▸ YOUR INSTRUCTIONS
Work out how many lines of the listing hold the string "text", then answer with that number and nothing else.

Dataset rows about figures:
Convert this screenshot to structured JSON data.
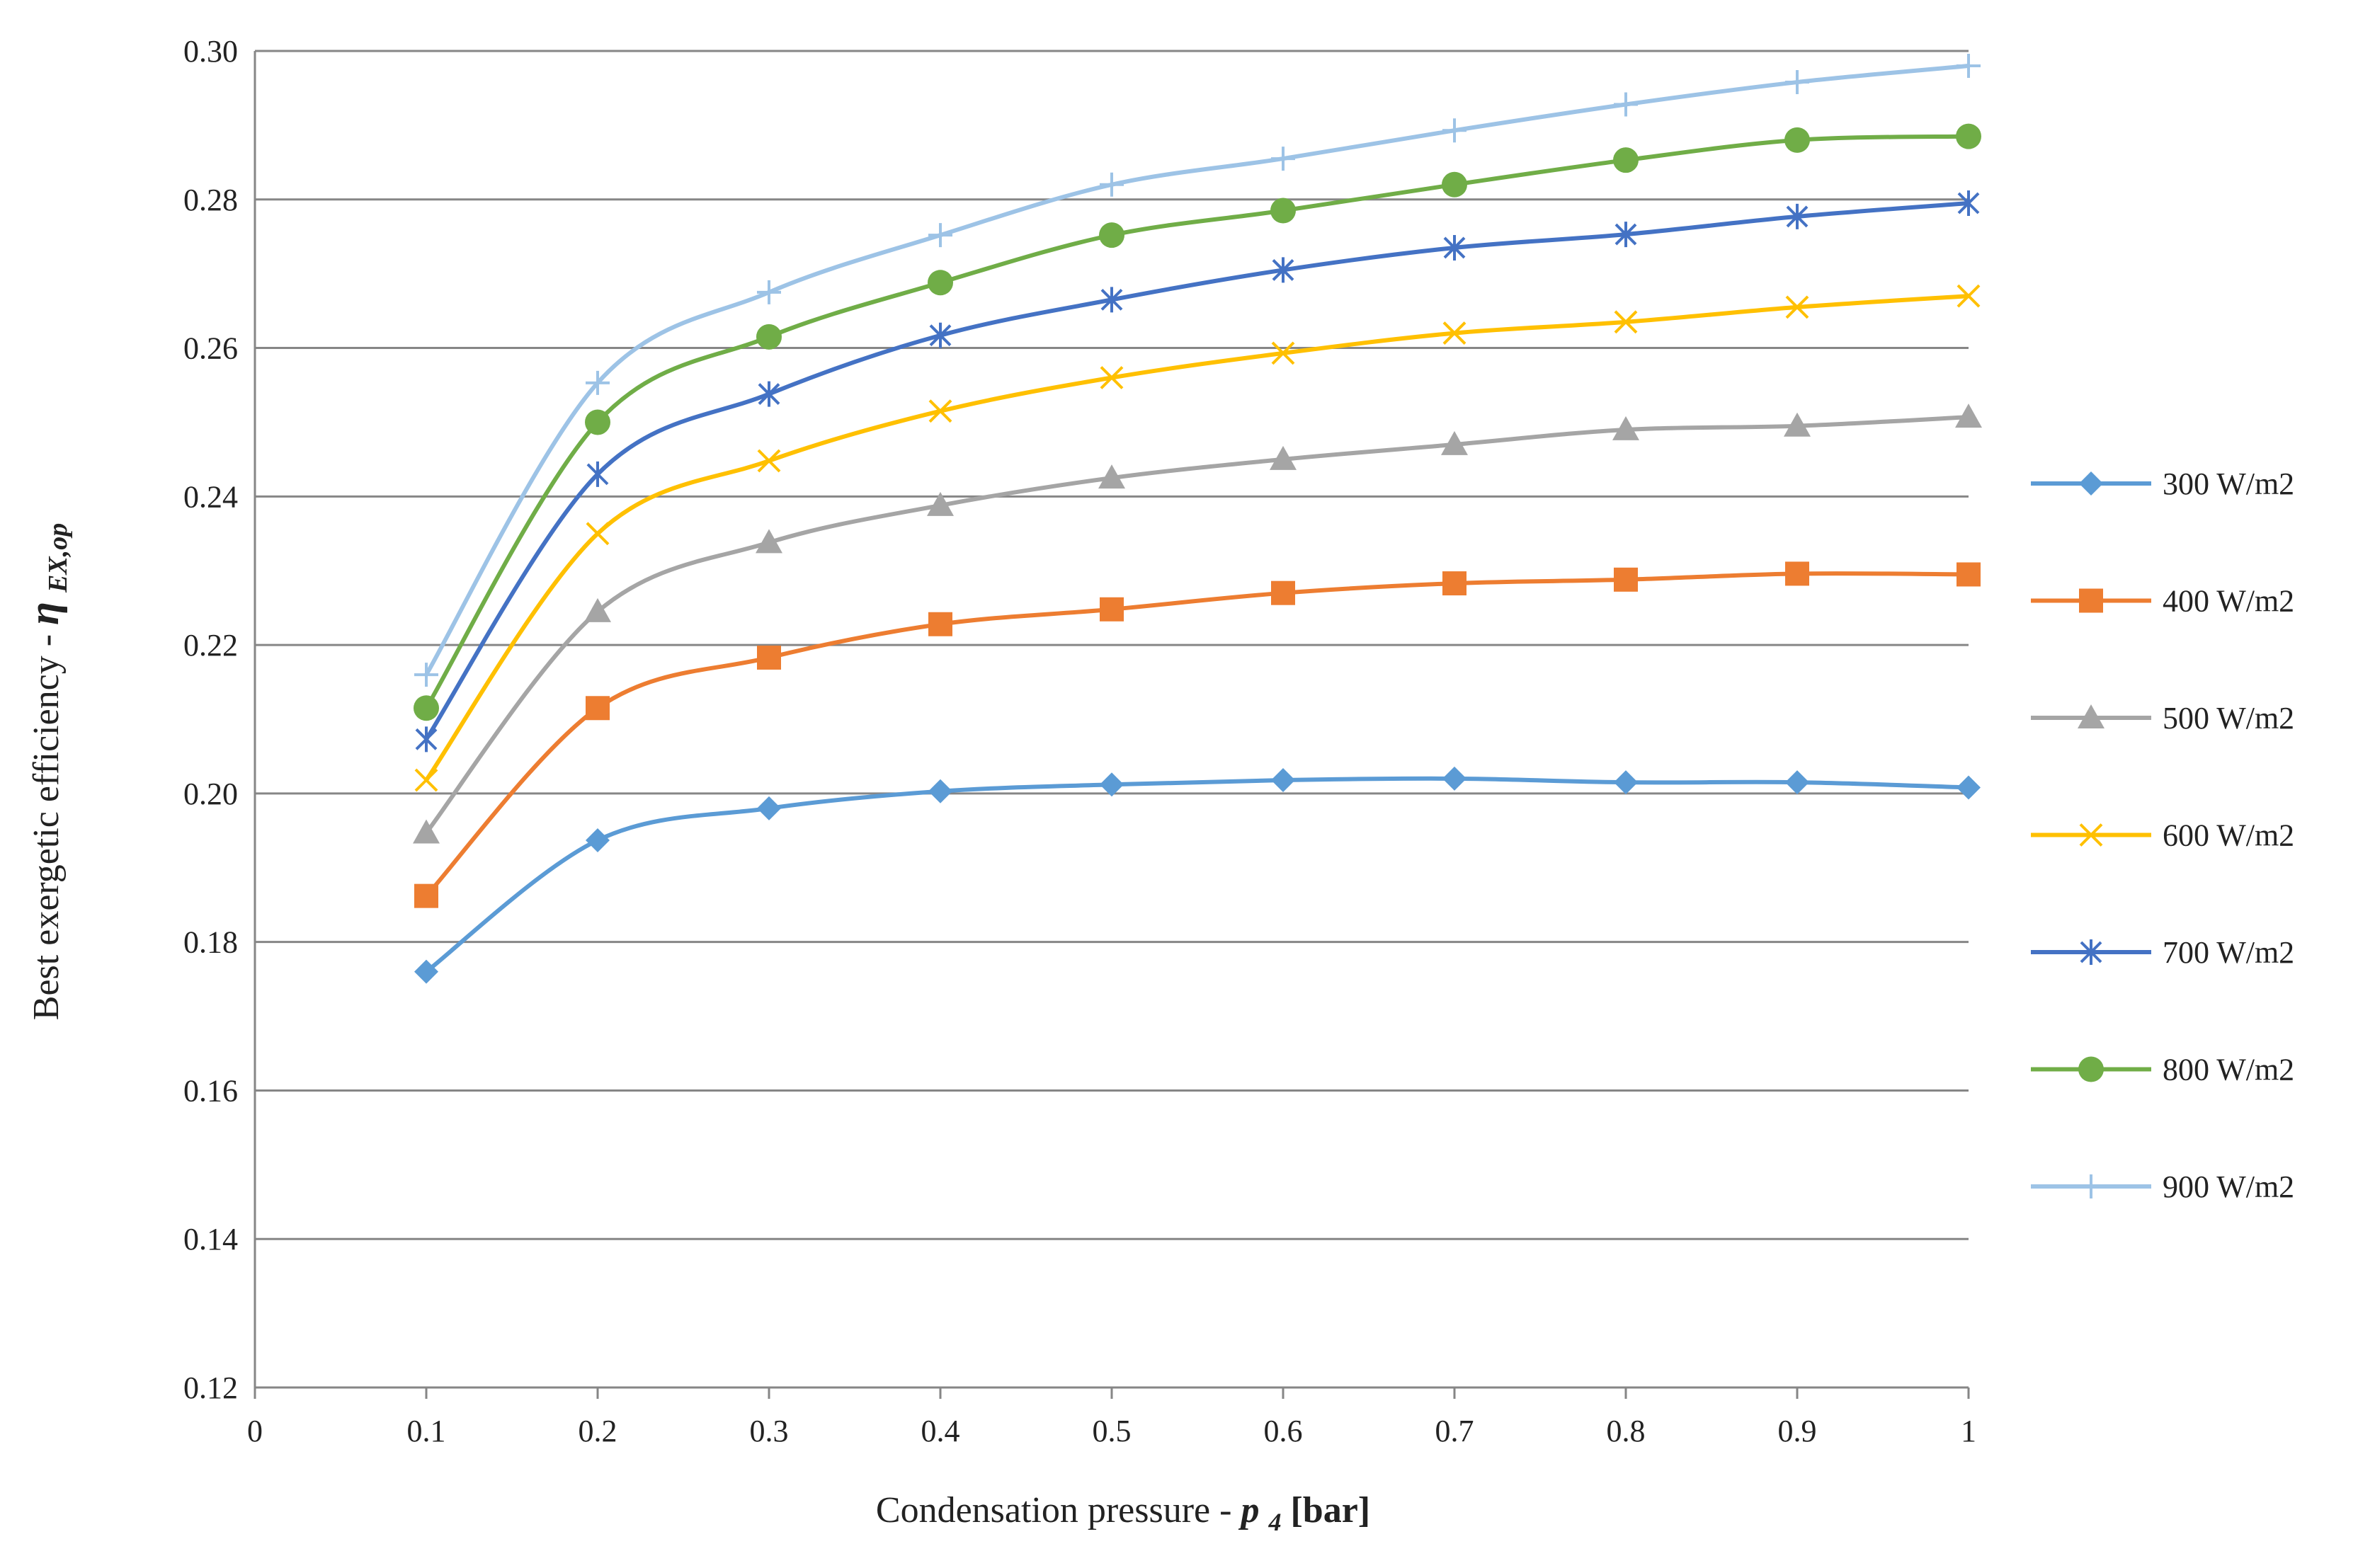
{
  "chart_data": {
    "type": "line",
    "title": "",
    "xlabel": {
      "text": "Condensation pressure - ",
      "symbol": "p",
      "subscript": "4",
      "unit": " [bar]"
    },
    "ylabel": {
      "text": "Best exergetic efficiency - ",
      "symbol": "η",
      "subscript": "EX,op"
    },
    "xlim": [
      0,
      1
    ],
    "ylim": [
      0.12,
      0.3
    ],
    "x_ticks": [
      0,
      0.1,
      0.2,
      0.3,
      0.4,
      0.5,
      0.6,
      0.7,
      0.8,
      0.9,
      1
    ],
    "x_tick_labels": [
      "0",
      "0.1",
      "0.2",
      "0.3",
      "0.4",
      "0.5",
      "0.6",
      "0.7",
      "0.8",
      "0.9",
      "1"
    ],
    "y_ticks": [
      0.12,
      0.14,
      0.16,
      0.18,
      0.2,
      0.22,
      0.24,
      0.26,
      0.28,
      0.3
    ],
    "y_tick_labels": [
      "0.12",
      "0.14",
      "0.16",
      "0.18",
      "0.20",
      "0.22",
      "0.24",
      "0.26",
      "0.28",
      "0.30"
    ],
    "grid": "horizontal",
    "legend_position": "right",
    "x": [
      0.1,
      0.2,
      0.3,
      0.4,
      0.5,
      0.6,
      0.7,
      0.8,
      0.9,
      1.0
    ],
    "series": [
      {
        "name": "300 W/m2",
        "color": "#5b9bd5",
        "marker": "diamond",
        "values": [
          0.176,
          0.1937,
          0.198,
          0.2003,
          0.2012,
          0.2018,
          0.202,
          0.2015,
          0.2015,
          0.2008
        ]
      },
      {
        "name": "400 W/m2",
        "color": "#ed7d31",
        "marker": "square",
        "values": [
          0.1862,
          0.2115,
          0.2183,
          0.2228,
          0.2248,
          0.227,
          0.2283,
          0.2288,
          0.2296,
          0.2295
        ]
      },
      {
        "name": "500 W/m2",
        "color": "#a5a5a5",
        "marker": "triangle",
        "values": [
          0.1947,
          0.2245,
          0.2338,
          0.2388,
          0.2425,
          0.245,
          0.247,
          0.249,
          0.2495,
          0.2507
        ]
      },
      {
        "name": "600 W/m2",
        "color": "#ffc000",
        "marker": "x",
        "values": [
          0.2018,
          0.235,
          0.2448,
          0.2515,
          0.256,
          0.2593,
          0.262,
          0.2635,
          0.2655,
          0.267
        ]
      },
      {
        "name": "700 W/m2",
        "color": "#4472c4",
        "marker": "star",
        "values": [
          0.2073,
          0.243,
          0.2538,
          0.2617,
          0.2665,
          0.2705,
          0.2735,
          0.2753,
          0.2777,
          0.2795
        ]
      },
      {
        "name": "800 W/m2",
        "color": "#70ad47",
        "marker": "circle",
        "values": [
          0.2115,
          0.25,
          0.2615,
          0.2688,
          0.2752,
          0.2785,
          0.282,
          0.2853,
          0.288,
          0.2885
        ]
      },
      {
        "name": "900 W/m2",
        "color": "#9dc3e6",
        "marker": "plus",
        "values": [
          0.216,
          0.2553,
          0.2675,
          0.2752,
          0.282,
          0.2855,
          0.2893,
          0.2928,
          0.2958,
          0.298
        ]
      }
    ]
  }
}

▸ REPLY TO THE TASK
2